------ Data for this task

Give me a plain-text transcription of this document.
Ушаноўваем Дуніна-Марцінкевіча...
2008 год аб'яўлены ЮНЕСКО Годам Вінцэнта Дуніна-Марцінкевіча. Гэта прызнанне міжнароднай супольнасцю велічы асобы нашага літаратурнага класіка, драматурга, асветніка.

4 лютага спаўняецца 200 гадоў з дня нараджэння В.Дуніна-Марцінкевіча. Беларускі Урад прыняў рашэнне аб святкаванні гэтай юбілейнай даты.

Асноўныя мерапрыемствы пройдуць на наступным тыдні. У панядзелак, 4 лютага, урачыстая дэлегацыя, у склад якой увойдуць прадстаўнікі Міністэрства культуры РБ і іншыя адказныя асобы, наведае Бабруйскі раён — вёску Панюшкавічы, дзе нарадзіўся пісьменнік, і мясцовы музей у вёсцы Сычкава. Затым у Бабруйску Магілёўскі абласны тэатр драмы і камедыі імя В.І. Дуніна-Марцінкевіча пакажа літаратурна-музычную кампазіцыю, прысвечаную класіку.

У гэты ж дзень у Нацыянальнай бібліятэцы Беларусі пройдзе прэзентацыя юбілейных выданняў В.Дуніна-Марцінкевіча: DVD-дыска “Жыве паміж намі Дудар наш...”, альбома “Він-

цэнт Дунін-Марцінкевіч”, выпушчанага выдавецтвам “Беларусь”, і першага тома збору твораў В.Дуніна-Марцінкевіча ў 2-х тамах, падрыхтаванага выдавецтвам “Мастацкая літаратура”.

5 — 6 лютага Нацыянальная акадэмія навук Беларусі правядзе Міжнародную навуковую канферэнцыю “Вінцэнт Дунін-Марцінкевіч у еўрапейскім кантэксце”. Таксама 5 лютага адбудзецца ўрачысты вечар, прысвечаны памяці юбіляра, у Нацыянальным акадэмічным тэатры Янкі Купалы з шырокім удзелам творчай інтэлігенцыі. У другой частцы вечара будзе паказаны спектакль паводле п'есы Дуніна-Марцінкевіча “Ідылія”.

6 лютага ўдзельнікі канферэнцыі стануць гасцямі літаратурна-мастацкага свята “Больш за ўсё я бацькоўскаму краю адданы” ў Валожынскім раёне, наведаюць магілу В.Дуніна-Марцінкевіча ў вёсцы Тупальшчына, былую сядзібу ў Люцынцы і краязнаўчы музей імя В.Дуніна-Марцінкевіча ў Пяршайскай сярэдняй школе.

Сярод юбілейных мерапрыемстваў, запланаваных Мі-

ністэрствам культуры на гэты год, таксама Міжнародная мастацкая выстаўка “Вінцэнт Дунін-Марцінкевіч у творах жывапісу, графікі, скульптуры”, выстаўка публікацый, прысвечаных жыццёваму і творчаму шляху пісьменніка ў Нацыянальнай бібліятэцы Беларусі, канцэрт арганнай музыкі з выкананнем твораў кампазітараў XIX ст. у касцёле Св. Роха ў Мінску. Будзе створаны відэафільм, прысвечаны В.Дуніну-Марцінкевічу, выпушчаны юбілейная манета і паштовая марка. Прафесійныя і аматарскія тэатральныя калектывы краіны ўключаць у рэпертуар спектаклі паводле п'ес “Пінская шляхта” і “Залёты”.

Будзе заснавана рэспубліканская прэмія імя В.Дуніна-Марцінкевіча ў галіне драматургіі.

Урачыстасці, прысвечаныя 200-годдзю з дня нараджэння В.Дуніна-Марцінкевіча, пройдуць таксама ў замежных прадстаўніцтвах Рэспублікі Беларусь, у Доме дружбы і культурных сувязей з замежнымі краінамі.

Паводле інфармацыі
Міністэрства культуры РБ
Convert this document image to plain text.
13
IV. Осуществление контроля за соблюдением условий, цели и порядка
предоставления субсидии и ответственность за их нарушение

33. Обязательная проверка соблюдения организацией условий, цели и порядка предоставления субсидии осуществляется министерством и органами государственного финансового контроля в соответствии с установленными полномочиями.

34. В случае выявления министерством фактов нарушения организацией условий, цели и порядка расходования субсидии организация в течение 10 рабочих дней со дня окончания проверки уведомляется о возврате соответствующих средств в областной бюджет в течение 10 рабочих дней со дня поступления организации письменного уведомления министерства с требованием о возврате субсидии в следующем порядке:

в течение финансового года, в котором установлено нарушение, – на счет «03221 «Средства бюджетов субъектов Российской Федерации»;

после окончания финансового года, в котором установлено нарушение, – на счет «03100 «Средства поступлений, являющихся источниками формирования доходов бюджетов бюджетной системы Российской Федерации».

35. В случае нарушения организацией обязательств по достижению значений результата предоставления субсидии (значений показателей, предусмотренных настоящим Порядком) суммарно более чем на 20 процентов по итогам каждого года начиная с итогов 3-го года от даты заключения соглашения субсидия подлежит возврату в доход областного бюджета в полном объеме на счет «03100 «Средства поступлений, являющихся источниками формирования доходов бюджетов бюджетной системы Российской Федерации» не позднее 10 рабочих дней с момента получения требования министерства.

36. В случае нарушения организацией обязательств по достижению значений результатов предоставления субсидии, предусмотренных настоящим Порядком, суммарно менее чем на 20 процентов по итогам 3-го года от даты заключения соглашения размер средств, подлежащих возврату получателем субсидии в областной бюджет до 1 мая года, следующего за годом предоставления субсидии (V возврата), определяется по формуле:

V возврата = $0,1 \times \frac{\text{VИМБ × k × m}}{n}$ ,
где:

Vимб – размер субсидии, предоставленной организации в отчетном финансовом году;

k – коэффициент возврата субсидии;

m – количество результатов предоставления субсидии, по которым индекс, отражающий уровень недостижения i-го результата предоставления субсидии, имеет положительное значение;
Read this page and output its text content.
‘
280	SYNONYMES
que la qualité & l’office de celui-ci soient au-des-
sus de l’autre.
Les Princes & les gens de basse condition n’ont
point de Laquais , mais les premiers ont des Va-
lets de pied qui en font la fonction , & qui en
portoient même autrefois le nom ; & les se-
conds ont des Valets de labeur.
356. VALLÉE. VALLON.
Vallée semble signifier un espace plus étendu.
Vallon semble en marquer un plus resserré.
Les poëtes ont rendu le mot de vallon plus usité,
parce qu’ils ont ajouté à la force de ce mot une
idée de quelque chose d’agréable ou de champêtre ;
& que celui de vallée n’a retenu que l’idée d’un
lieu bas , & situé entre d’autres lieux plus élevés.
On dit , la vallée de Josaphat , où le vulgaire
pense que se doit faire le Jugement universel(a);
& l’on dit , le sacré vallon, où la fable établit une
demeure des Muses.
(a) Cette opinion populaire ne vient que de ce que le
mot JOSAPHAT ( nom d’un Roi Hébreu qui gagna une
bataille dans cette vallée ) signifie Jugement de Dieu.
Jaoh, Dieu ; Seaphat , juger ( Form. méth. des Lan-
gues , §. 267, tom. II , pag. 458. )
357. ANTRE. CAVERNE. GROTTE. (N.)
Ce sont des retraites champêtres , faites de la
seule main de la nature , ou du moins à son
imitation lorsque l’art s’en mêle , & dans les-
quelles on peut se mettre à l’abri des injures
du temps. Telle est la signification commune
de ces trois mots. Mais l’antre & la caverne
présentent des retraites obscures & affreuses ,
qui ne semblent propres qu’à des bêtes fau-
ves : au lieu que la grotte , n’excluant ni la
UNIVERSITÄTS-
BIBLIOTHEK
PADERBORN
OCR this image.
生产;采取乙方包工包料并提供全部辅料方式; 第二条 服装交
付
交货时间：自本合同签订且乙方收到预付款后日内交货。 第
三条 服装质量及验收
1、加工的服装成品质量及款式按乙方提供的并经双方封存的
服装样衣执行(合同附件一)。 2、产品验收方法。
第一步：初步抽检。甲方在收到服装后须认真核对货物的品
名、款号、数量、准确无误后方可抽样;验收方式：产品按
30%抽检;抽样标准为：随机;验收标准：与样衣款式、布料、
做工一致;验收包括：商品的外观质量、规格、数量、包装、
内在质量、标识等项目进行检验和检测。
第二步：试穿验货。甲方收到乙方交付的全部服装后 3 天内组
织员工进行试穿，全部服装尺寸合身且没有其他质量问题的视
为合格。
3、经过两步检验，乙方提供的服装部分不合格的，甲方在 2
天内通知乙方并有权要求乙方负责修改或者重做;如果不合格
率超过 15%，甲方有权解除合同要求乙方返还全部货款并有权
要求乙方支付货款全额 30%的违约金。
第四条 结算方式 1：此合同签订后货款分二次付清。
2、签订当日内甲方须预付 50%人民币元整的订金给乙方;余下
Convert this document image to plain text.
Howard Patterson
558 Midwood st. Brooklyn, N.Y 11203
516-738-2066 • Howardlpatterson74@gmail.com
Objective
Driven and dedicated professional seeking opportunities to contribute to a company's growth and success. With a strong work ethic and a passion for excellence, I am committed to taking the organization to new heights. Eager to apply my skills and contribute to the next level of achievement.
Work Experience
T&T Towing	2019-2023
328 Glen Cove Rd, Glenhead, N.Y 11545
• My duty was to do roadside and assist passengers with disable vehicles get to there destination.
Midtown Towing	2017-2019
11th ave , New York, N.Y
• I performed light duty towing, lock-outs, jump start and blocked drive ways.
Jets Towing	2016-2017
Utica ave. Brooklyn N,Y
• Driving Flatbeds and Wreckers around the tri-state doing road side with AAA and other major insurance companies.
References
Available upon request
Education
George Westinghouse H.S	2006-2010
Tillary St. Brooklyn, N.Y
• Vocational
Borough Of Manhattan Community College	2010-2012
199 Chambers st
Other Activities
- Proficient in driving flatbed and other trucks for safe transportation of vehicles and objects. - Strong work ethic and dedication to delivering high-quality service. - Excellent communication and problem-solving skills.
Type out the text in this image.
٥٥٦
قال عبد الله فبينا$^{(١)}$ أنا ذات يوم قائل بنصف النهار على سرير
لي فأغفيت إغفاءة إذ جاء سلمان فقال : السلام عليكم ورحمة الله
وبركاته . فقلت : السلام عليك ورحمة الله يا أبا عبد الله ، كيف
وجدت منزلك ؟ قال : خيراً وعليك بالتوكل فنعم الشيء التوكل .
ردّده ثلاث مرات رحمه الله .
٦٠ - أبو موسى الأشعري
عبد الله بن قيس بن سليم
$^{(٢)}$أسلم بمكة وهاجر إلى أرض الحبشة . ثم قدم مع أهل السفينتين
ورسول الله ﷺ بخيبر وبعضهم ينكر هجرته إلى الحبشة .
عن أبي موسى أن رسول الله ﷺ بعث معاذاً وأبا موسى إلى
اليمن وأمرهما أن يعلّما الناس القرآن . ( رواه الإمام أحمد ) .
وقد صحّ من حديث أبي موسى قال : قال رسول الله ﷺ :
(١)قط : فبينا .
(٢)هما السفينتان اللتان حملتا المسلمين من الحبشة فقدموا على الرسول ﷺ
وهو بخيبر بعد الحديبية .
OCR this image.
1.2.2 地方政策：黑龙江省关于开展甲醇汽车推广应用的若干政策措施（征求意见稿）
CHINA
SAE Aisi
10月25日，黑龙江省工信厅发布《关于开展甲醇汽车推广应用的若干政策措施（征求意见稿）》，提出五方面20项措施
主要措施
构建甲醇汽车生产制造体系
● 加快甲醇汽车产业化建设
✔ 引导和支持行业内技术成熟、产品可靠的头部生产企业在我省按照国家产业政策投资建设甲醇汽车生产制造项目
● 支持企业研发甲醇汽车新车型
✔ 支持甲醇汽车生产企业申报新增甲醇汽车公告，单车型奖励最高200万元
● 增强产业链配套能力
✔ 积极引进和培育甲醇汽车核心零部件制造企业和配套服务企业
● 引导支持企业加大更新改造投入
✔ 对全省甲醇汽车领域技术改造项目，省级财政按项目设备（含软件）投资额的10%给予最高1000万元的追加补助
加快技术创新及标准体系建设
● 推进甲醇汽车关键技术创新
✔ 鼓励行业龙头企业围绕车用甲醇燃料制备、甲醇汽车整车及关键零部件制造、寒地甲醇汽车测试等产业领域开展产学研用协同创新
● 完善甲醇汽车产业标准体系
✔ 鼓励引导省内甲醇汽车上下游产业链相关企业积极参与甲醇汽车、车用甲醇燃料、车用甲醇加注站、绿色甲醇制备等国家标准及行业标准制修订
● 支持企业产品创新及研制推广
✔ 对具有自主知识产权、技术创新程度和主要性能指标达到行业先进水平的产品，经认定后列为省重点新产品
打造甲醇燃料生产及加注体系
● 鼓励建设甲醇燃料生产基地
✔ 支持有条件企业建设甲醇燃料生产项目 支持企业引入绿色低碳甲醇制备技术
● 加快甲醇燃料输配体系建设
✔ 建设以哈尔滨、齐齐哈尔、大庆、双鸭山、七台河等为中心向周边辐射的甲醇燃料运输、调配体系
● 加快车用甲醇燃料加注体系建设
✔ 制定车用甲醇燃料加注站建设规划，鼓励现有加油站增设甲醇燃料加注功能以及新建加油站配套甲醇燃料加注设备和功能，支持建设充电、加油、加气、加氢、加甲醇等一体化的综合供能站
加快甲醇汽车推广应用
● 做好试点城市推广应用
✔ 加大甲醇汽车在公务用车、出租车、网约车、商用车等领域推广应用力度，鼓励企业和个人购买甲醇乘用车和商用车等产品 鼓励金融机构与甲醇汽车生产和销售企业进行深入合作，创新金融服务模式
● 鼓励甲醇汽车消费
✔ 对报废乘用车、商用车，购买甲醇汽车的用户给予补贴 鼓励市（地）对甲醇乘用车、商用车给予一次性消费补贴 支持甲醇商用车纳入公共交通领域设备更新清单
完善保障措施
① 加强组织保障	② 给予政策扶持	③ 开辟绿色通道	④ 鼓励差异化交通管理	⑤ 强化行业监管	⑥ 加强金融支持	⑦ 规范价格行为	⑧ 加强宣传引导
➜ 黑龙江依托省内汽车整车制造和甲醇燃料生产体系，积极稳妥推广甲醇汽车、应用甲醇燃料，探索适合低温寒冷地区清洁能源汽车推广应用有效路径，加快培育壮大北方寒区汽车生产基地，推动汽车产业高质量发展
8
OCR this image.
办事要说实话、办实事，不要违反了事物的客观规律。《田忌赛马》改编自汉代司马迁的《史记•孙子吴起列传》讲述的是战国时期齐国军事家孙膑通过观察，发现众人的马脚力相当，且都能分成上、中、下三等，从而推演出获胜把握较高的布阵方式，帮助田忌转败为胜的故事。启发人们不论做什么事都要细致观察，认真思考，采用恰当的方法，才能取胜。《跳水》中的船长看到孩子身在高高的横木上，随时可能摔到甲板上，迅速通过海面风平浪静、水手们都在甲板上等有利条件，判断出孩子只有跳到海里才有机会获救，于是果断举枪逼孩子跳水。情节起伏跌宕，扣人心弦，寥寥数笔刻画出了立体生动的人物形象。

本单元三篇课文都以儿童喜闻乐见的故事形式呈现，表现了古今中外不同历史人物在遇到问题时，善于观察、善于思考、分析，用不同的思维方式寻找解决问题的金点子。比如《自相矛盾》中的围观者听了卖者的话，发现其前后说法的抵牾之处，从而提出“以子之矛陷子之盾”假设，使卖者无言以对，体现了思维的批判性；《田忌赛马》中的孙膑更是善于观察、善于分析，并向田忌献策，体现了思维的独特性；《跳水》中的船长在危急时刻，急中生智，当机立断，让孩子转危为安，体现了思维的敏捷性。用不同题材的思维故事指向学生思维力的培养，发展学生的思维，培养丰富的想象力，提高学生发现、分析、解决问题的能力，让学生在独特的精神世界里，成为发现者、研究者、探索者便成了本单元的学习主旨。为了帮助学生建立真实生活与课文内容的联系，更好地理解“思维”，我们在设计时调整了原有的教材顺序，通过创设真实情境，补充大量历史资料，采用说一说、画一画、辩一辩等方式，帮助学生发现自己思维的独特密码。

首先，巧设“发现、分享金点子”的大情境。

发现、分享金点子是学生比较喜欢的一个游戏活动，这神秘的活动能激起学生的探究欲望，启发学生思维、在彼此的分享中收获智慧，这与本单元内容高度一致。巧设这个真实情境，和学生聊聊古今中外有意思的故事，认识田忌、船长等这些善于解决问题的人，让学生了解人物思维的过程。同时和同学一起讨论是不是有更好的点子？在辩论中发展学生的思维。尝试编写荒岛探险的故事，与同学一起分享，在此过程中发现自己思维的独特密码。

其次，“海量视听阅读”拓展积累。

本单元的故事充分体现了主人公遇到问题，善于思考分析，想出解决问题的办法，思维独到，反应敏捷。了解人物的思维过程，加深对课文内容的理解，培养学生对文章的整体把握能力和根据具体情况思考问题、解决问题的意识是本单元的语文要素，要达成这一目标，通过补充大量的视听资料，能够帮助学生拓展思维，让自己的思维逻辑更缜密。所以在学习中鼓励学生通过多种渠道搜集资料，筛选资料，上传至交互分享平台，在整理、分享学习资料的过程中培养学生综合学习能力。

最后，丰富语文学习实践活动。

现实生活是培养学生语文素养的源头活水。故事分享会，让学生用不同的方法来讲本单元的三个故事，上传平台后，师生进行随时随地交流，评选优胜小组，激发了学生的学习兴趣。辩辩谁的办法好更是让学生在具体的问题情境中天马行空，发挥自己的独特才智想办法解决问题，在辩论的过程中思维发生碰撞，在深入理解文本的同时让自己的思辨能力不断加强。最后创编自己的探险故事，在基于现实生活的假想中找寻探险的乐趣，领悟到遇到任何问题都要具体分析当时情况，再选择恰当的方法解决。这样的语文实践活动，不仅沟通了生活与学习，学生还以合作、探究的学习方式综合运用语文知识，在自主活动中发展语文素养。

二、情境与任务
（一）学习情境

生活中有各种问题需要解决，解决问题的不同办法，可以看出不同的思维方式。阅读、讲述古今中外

------------

▸ **What you need to do**:
Select and copy every line from the records that includes the word "настоящим".

▸ **Full output**:
35. В случае нарушения организацией обязательств по достижению значений результата предоставления субсидии (значений показателей, предусмотренных настоящим Порядком) суммарно более чем на 20 процентов по итогам каждого года начиная с итогов 3-го года от даты заключения соглашения субсидия подлежит возврату в доход областного бюджета в полном объеме на счет «03100 «Средства поступлений, являющихся источниками формирования доходов бюджетов бюджетной системы Российской Федерации» не позднее 10 рабочих дней с момента получения требования министерства.
36. В случае нарушения организацией обязательств по достижению значений результатов предоставления субсидии, предусмотренных настоящим Порядком, суммарно менее чем на 20 процентов по итогам 3-го года от даты заключения соглашения размер средств, подлежащих возврату получателем субсидии в областной бюджет до 1 мая года, следующего за годом предоставления субсидии (V возврата), определяется по формуле:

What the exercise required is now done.